Select, from the data, each line where "time" occurs.

* Supplied entries *
▼

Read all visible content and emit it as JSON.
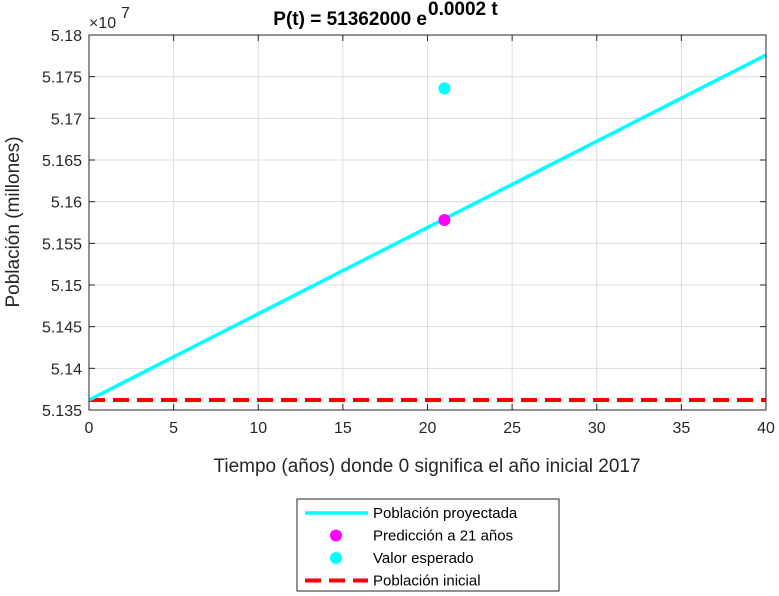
{
  "chart_data": {
    "type": "line",
    "title": "P(t) = 51362000 e",
    "title_exponent": "0.0002 t",
    "xlabel": "Tiempo (años) donde 0 significa el año inicial 2017",
    "ylabel": "Población (millones)",
    "xlim": [
      0,
      40
    ],
    "ylim": [
      51350000,
      51800000
    ],
    "y_multiplier": "×10",
    "y_multiplier_exp": "7",
    "x_ticks": [
      "0",
      "5",
      "10",
      "15",
      "20",
      "25",
      "30",
      "35",
      "40"
    ],
    "y_ticks": [
      "5.135",
      "5.14",
      "5.145",
      "5.15",
      "5.155",
      "5.16",
      "5.165",
      "5.17",
      "5.175",
      "5.18"
    ],
    "grid": true,
    "legend_position": "bottom-outside",
    "series": [
      {
        "name": "Población proyectada",
        "kind": "line",
        "color": "#00FFFF",
        "x": [
          0,
          40
        ],
        "y": [
          51362000,
          51776000
        ]
      },
      {
        "name": "Predicción a 21 años",
        "kind": "point",
        "color": "#FF00FF",
        "x": [
          21
        ],
        "y": [
          51578000
        ]
      },
      {
        "name": "Valor esperado",
        "kind": "point",
        "color": "#00FFFF",
        "x": [
          21
        ],
        "y": [
          51736000
        ]
      },
      {
        "name": "Población inicial",
        "kind": "dashed",
        "color": "#FF0000",
        "x": [
          0,
          40
        ],
        "y": [
          51362000,
          51362000
        ]
      }
    ]
  }
}
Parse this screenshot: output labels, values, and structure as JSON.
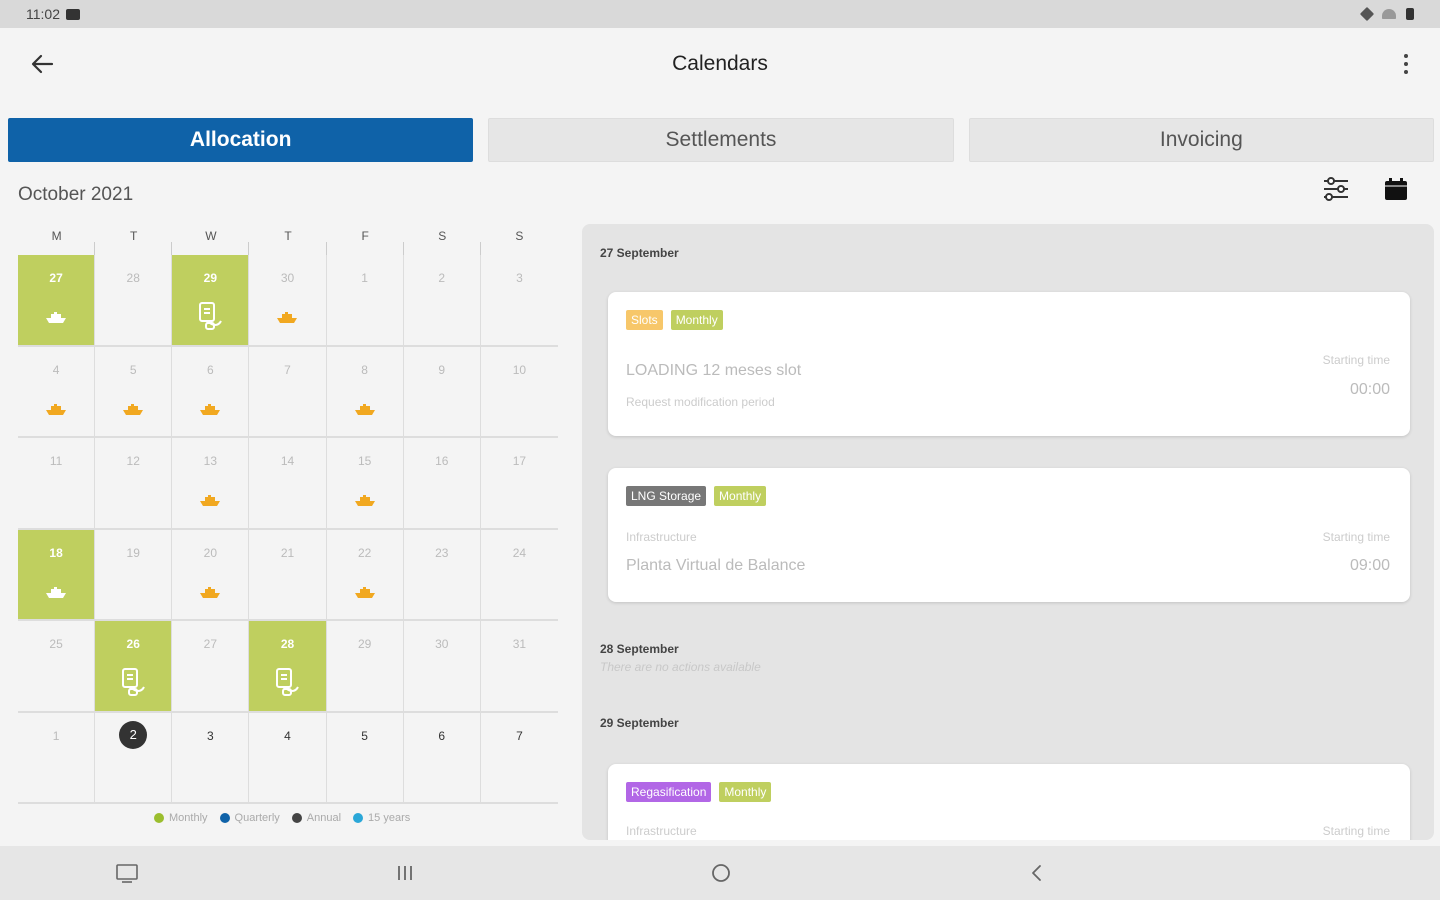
{
  "status_bar": {
    "time": "11:02"
  },
  "app_bar": {
    "title": "Calendars"
  },
  "tabs": [
    {
      "label": "Allocation",
      "active": true
    },
    {
      "label": "Settlements",
      "active": false
    },
    {
      "label": "Invoicing",
      "active": false
    }
  ],
  "month_title": "October 2021",
  "weekdays": [
    "M",
    "T",
    "W",
    "T",
    "F",
    "S",
    "S"
  ],
  "calendar_days": [
    {
      "d": "27",
      "hl": true,
      "ev": "ship"
    },
    {
      "d": "28"
    },
    {
      "d": "29",
      "hl": true,
      "ev": "doc"
    },
    {
      "d": "30",
      "ev": "ship"
    },
    {
      "d": "1"
    },
    {
      "d": "2"
    },
    {
      "d": "3"
    },
    {
      "d": "4",
      "ev": "ship"
    },
    {
      "d": "5",
      "ev": "ship"
    },
    {
      "d": "6",
      "ev": "ship"
    },
    {
      "d": "7"
    },
    {
      "d": "8",
      "ev": "ship"
    },
    {
      "d": "9"
    },
    {
      "d": "10"
    },
    {
      "d": "11"
    },
    {
      "d": "12"
    },
    {
      "d": "13",
      "ev": "ship"
    },
    {
      "d": "14"
    },
    {
      "d": "15",
      "ev": "ship"
    },
    {
      "d": "16"
    },
    {
      "d": "17"
    },
    {
      "d": "18",
      "hl": true,
      "ev": "ship"
    },
    {
      "d": "19"
    },
    {
      "d": "20",
      "ev": "ship"
    },
    {
      "d": "21"
    },
    {
      "d": "22",
      "ev": "ship"
    },
    {
      "d": "23"
    },
    {
      "d": "24"
    },
    {
      "d": "25"
    },
    {
      "d": "26",
      "hl": true,
      "ev": "doc"
    },
    {
      "d": "27"
    },
    {
      "d": "28",
      "hl": true,
      "ev": "doc"
    },
    {
      "d": "29"
    },
    {
      "d": "30"
    },
    {
      "d": "31"
    },
    {
      "d": "1"
    },
    {
      "d": "2",
      "today": true
    },
    {
      "d": "3",
      "current": true
    },
    {
      "d": "4",
      "current": true
    },
    {
      "d": "5",
      "current": true
    },
    {
      "d": "6",
      "current": true
    },
    {
      "d": "7",
      "current": true
    }
  ],
  "legend": [
    {
      "label": "Monthly",
      "color": "#9bbe2e"
    },
    {
      "label": "Quarterly",
      "color": "#0f62a8"
    },
    {
      "label": "Annual",
      "color": "#444444"
    },
    {
      "label": "15 years",
      "color": "#2aa7d8"
    }
  ],
  "panel": {
    "day1": {
      "title": "27 September"
    },
    "card1": {
      "badges": [
        {
          "label": "Slots",
          "color": "#f7c76a"
        },
        {
          "label": "Monthly",
          "color": "#bfcf5f"
        }
      ],
      "name": "LOADING 12 meses slot",
      "sub": "Request modification period",
      "time_label": "Starting time",
      "time": "00:00"
    },
    "card2": {
      "badges": [
        {
          "label": "LNG Storage",
          "color": "#777777"
        },
        {
          "label": "Monthly",
          "color": "#bfcf5f"
        }
      ],
      "label": "Infrastructure",
      "name": "Planta Virtual de Balance",
      "time_label": "Starting time",
      "time": "09:00"
    },
    "day2": {
      "title": "28 September",
      "empty": "There are no actions available"
    },
    "day3": {
      "title": "29 September"
    },
    "card3": {
      "badges": [
        {
          "label": "Regasification",
          "color": "#b267e6"
        },
        {
          "label": "Monthly",
          "color": "#bfcf5f"
        }
      ],
      "label": "Infrastructure",
      "time_label": "Starting time"
    }
  }
}
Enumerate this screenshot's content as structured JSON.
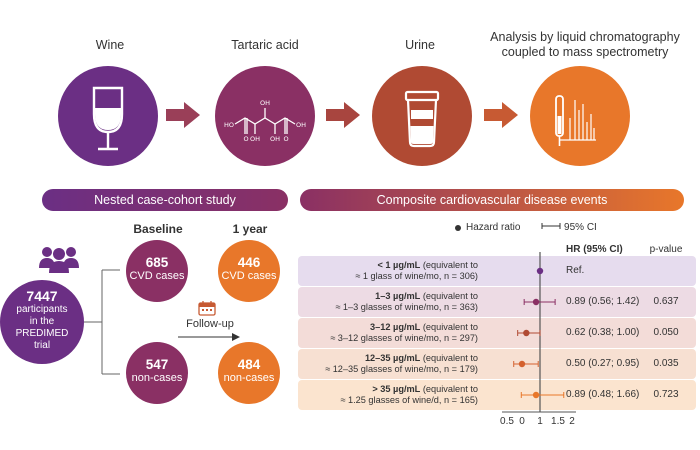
{
  "colors": {
    "purple": "#6b2f84",
    "plum": "#8a3064",
    "rust": "#b04a33",
    "orange": "#e8772a",
    "arrow": "#9a3f58",
    "row_bg": [
      "#e6dcee",
      "#eddbe4",
      "#f3dcd8",
      "#f7e0d2",
      "#fbe4cf"
    ],
    "row_mark": [
      "#6b2f84",
      "#8a3064",
      "#b04a33",
      "#d4612e",
      "#e8772a"
    ]
  },
  "top": {
    "wine": "Wine",
    "tartaric_acid": "Tartaric acid",
    "urine": "Urine",
    "analysis_line1": "Analysis by liquid chromatography",
    "analysis_line2": "coupled to mass spectrometry"
  },
  "banners": {
    "left": "Nested case-cohort study",
    "right": "Composite cardiovascular disease events"
  },
  "legend": {
    "hazard_ratio": "Hazard ratio",
    "ci": "95% CI"
  },
  "cohort": {
    "total_number": "7447",
    "total_line1": "participants",
    "total_line2": "in the",
    "total_line3": "PREDIMED",
    "total_line4": "trial",
    "baseline_label": "Baseline",
    "year_label": "1 year",
    "follow_up": "Follow-up",
    "baseline_cases_n": "685",
    "baseline_cases_lbl": "CVD cases",
    "year_cases_n": "446",
    "year_cases_lbl": "CVD cases",
    "baseline_non_n": "547",
    "baseline_non_lbl": "non-cases",
    "year_non_n": "484",
    "year_non_lbl": "non-cases"
  },
  "table_headers": {
    "hr": "HR (95% CI)",
    "pvalue": "p-value"
  },
  "rows": [
    {
      "range": "< 1 µg/mL",
      "rest1": " (equivalent to",
      "line2": "≈ 1 glass of wine/mo, n = 306)",
      "hr_text": "Ref.",
      "p": ""
    },
    {
      "range": "1–3 µg/mL",
      "rest1": " (equivalent to",
      "line2": "≈ 1–3 glasses of wine/mo, n = 363)",
      "hr_text": "0.89 (0.56; 1.42)",
      "p": "0.637"
    },
    {
      "range": "3–12 µg/mL",
      "rest1": " (equivalent to",
      "line2": "≈ 3–12 glasses of wine/mo, n = 297)",
      "hr_text": "0.62 (0.38; 1.00)",
      "p": "0.050"
    },
    {
      "range": "12–35 µg/mL",
      "rest1": " (equivalent to",
      "line2": "≈ 12–35 glasses of wine/mo, n = 179)",
      "hr_text": "0.50 (0.27; 0.95)",
      "p": "0.035"
    },
    {
      "range": "> 35 µg/mL",
      "rest1": " (equivalent to",
      "line2": "≈ 1.25 glasses of wine/d, n = 165)",
      "hr_text": "0.89 (0.48; 1.66)",
      "p": "0.723"
    }
  ],
  "forest": {
    "hr": [
      1.0,
      0.89,
      0.62,
      0.5,
      0.89
    ],
    "lo": [
      null,
      0.56,
      0.38,
      0.27,
      0.48
    ],
    "hi": [
      null,
      1.42,
      1.0,
      0.95,
      1.66
    ],
    "ticks": [
      "0.5",
      "0",
      "1",
      "1.5",
      "2"
    ]
  }
}
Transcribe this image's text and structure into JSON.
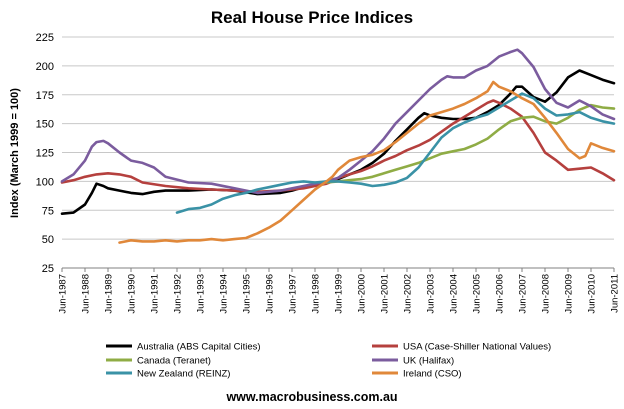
{
  "chart_data": {
    "type": "line",
    "title": "Real House Price Indices",
    "ylabel": "Index (March 1999 = 100)",
    "xlabel": "",
    "ylim": [
      25,
      225
    ],
    "yticks": [
      25,
      50,
      75,
      100,
      125,
      150,
      175,
      200,
      225
    ],
    "xlim": [
      1987.5,
      2011.5
    ],
    "x_tick_labels": [
      "Jun-1987",
      "Jun-1988",
      "Jun-1989",
      "Jun-1990",
      "Jun-1991",
      "Jun-1992",
      "Jun-1993",
      "Jun-1994",
      "Jun-1995",
      "Jun-1996",
      "Jun-1997",
      "Jun-1998",
      "Jun-1999",
      "Jun-2000",
      "Jun-2001",
      "Jun-2002",
      "Jun-2003",
      "Jun-2004",
      "Jun-2005",
      "Jun-2006",
      "Jun-2007",
      "Jun-2008",
      "Jun-2009",
      "Jun-2010",
      "Jun-2011"
    ],
    "grid": "horizontal",
    "legend_position": "bottom",
    "series": [
      {
        "name": "Australia (ABS Capital Cities)",
        "color": "#000000",
        "x": [
          1987.5,
          1988.0,
          1988.5,
          1988.8,
          1989.0,
          1989.3,
          1989.5,
          1990.0,
          1990.5,
          1991.0,
          1991.5,
          1992.0,
          1993.0,
          1994.0,
          1995.0,
          1996.0,
          1997.0,
          1997.5,
          1998.0,
          1998.5,
          1999.0,
          1999.25,
          1999.5,
          2000.0,
          2000.5,
          2001.0,
          2001.5,
          2002.0,
          2002.5,
          2003.0,
          2003.25,
          2003.5,
          2004.0,
          2004.5,
          2005.0,
          2005.5,
          2006.0,
          2006.5,
          2007.0,
          2007.25,
          2007.5,
          2008.0,
          2008.5,
          2009.0,
          2009.5,
          2010.0,
          2010.5,
          2011.0,
          2011.5
        ],
        "y": [
          72,
          73,
          80,
          90,
          98,
          96,
          94,
          92,
          90,
          89,
          91,
          92,
          92,
          93,
          92,
          89,
          90,
          92,
          95,
          98,
          99,
          100,
          102,
          106,
          110,
          116,
          124,
          135,
          145,
          155,
          159,
          157,
          155,
          154,
          154,
          155,
          160,
          166,
          176,
          182,
          182,
          173,
          169,
          177,
          190,
          196,
          192,
          188,
          185
        ]
      },
      {
        "name": "USA (Case-Shiller National Values)",
        "color": "#b5403e",
        "x": [
          1987.5,
          1988.0,
          1988.5,
          1989.0,
          1989.5,
          1990.0,
          1990.5,
          1991.0,
          1992.0,
          1993.0,
          1994.0,
          1995.0,
          1996.0,
          1997.0,
          1998.0,
          1998.5,
          1999.0,
          1999.25,
          1999.5,
          2000.0,
          2000.5,
          2001.0,
          2001.5,
          2002.0,
          2002.5,
          2003.0,
          2003.5,
          2004.0,
          2004.5,
          2005.0,
          2005.5,
          2006.0,
          2006.25,
          2006.5,
          2007.0,
          2007.5,
          2008.0,
          2008.5,
          2009.0,
          2009.5,
          2010.0,
          2010.5,
          2011.0,
          2011.5
        ],
        "y": [
          99,
          101,
          104,
          106,
          107,
          106,
          104,
          99,
          96,
          94,
          93,
          92,
          91,
          92,
          94,
          96,
          98,
          100,
          103,
          106,
          109,
          113,
          118,
          122,
          127,
          131,
          136,
          143,
          150,
          156,
          162,
          168,
          170,
          168,
          163,
          156,
          142,
          125,
          118,
          110,
          111,
          112,
          107,
          101
        ]
      },
      {
        "name": "Canada (Teranet)",
        "color": "#8fac45",
        "x": [
          1999.0,
          1999.5,
          2000.0,
          2000.5,
          2001.0,
          2001.5,
          2002.0,
          2002.5,
          2003.0,
          2003.5,
          2004.0,
          2004.5,
          2005.0,
          2005.5,
          2006.0,
          2006.5,
          2007.0,
          2007.5,
          2008.0,
          2008.5,
          2009.0,
          2009.5,
          2010.0,
          2010.5,
          2011.0,
          2011.5
        ],
        "y": [
          99,
          100,
          101,
          102,
          104,
          107,
          110,
          113,
          116,
          120,
          124,
          126,
          128,
          132,
          137,
          145,
          152,
          155,
          156,
          152,
          150,
          155,
          162,
          166,
          164,
          163
        ]
      },
      {
        "name": "UK (Halifax)",
        "color": "#7b5c9e",
        "x": [
          1987.5,
          1988.0,
          1988.5,
          1988.8,
          1989.0,
          1989.3,
          1989.5,
          1990.0,
          1990.5,
          1991.0,
          1991.5,
          1992.0,
          1993.0,
          1994.0,
          1995.0,
          1996.0,
          1997.0,
          1998.0,
          1999.0,
          1999.5,
          2000.0,
          2000.5,
          2001.0,
          2001.5,
          2002.0,
          2002.5,
          2003.0,
          2003.5,
          2004.0,
          2004.25,
          2004.5,
          2005.0,
          2005.5,
          2006.0,
          2006.5,
          2007.0,
          2007.3,
          2007.5,
          2008.0,
          2008.5,
          2009.0,
          2009.5,
          2010.0,
          2010.5,
          2011.0,
          2011.5
        ],
        "y": [
          100,
          106,
          118,
          130,
          134,
          135,
          133,
          125,
          118,
          116,
          112,
          104,
          99,
          98,
          94,
          90,
          92,
          96,
          100,
          103,
          110,
          118,
          126,
          137,
          150,
          160,
          170,
          180,
          188,
          191,
          190,
          190,
          196,
          200,
          208,
          212,
          214,
          211,
          199,
          180,
          168,
          164,
          170,
          165,
          158,
          154
        ]
      },
      {
        "name": "New Zealand (REINZ)",
        "color": "#3a92a6",
        "x": [
          1992.5,
          1993.0,
          1993.5,
          1994.0,
          1994.5,
          1995.0,
          1995.5,
          1996.0,
          1996.5,
          1997.0,
          1997.5,
          1998.0,
          1998.5,
          1999.0,
          1999.5,
          2000.0,
          2000.5,
          2001.0,
          2001.5,
          2002.0,
          2002.5,
          2003.0,
          2003.5,
          2004.0,
          2004.5,
          2005.0,
          2005.5,
          2006.0,
          2006.5,
          2007.0,
          2007.5,
          2008.0,
          2008.5,
          2009.0,
          2009.5,
          2010.0,
          2010.5,
          2011.0,
          2011.5
        ],
        "y": [
          73,
          76,
          77,
          80,
          85,
          88,
          90,
          93,
          95,
          97,
          99,
          100,
          99,
          100,
          100,
          99,
          98,
          96,
          97,
          99,
          103,
          112,
          125,
          138,
          146,
          151,
          155,
          158,
          164,
          170,
          176,
          172,
          163,
          157,
          158,
          160,
          155,
          152,
          150
        ]
      },
      {
        "name": "Ireland (CSO)",
        "color": "#e0883a",
        "x": [
          1990.0,
          1990.5,
          1991.0,
          1991.5,
          1992.0,
          1992.5,
          1993.0,
          1993.5,
          1994.0,
          1994.5,
          1995.0,
          1995.5,
          1996.0,
          1996.5,
          1997.0,
          1997.5,
          1998.0,
          1998.5,
          1999.0,
          1999.25,
          1999.5,
          2000.0,
          2000.5,
          2001.0,
          2001.5,
          2002.0,
          2002.5,
          2003.0,
          2003.5,
          2004.0,
          2004.5,
          2005.0,
          2005.5,
          2006.0,
          2006.25,
          2006.5,
          2007.0,
          2007.5,
          2008.0,
          2008.5,
          2009.0,
          2009.5,
          2010.0,
          2010.25,
          2010.5,
          2011.0,
          2011.5
        ],
        "y": [
          47,
          49,
          48,
          48,
          49,
          48,
          49,
          49,
          50,
          49,
          50,
          51,
          55,
          60,
          66,
          75,
          84,
          93,
          100,
          104,
          110,
          118,
          121,
          123,
          127,
          134,
          142,
          150,
          157,
          160,
          163,
          167,
          172,
          178,
          186,
          182,
          178,
          172,
          167,
          155,
          142,
          128,
          120,
          122,
          133,
          129,
          126
        ]
      }
    ]
  },
  "footer": {
    "source": "www.macrobusiness.com.au"
  }
}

▲

* The reply *
    "time": "11:02"
      "time_label": "Starting time",
      "time": "00:00"
      "time_label": "Starting time",
      "time": "09:00"
      "time_label": "Starting time"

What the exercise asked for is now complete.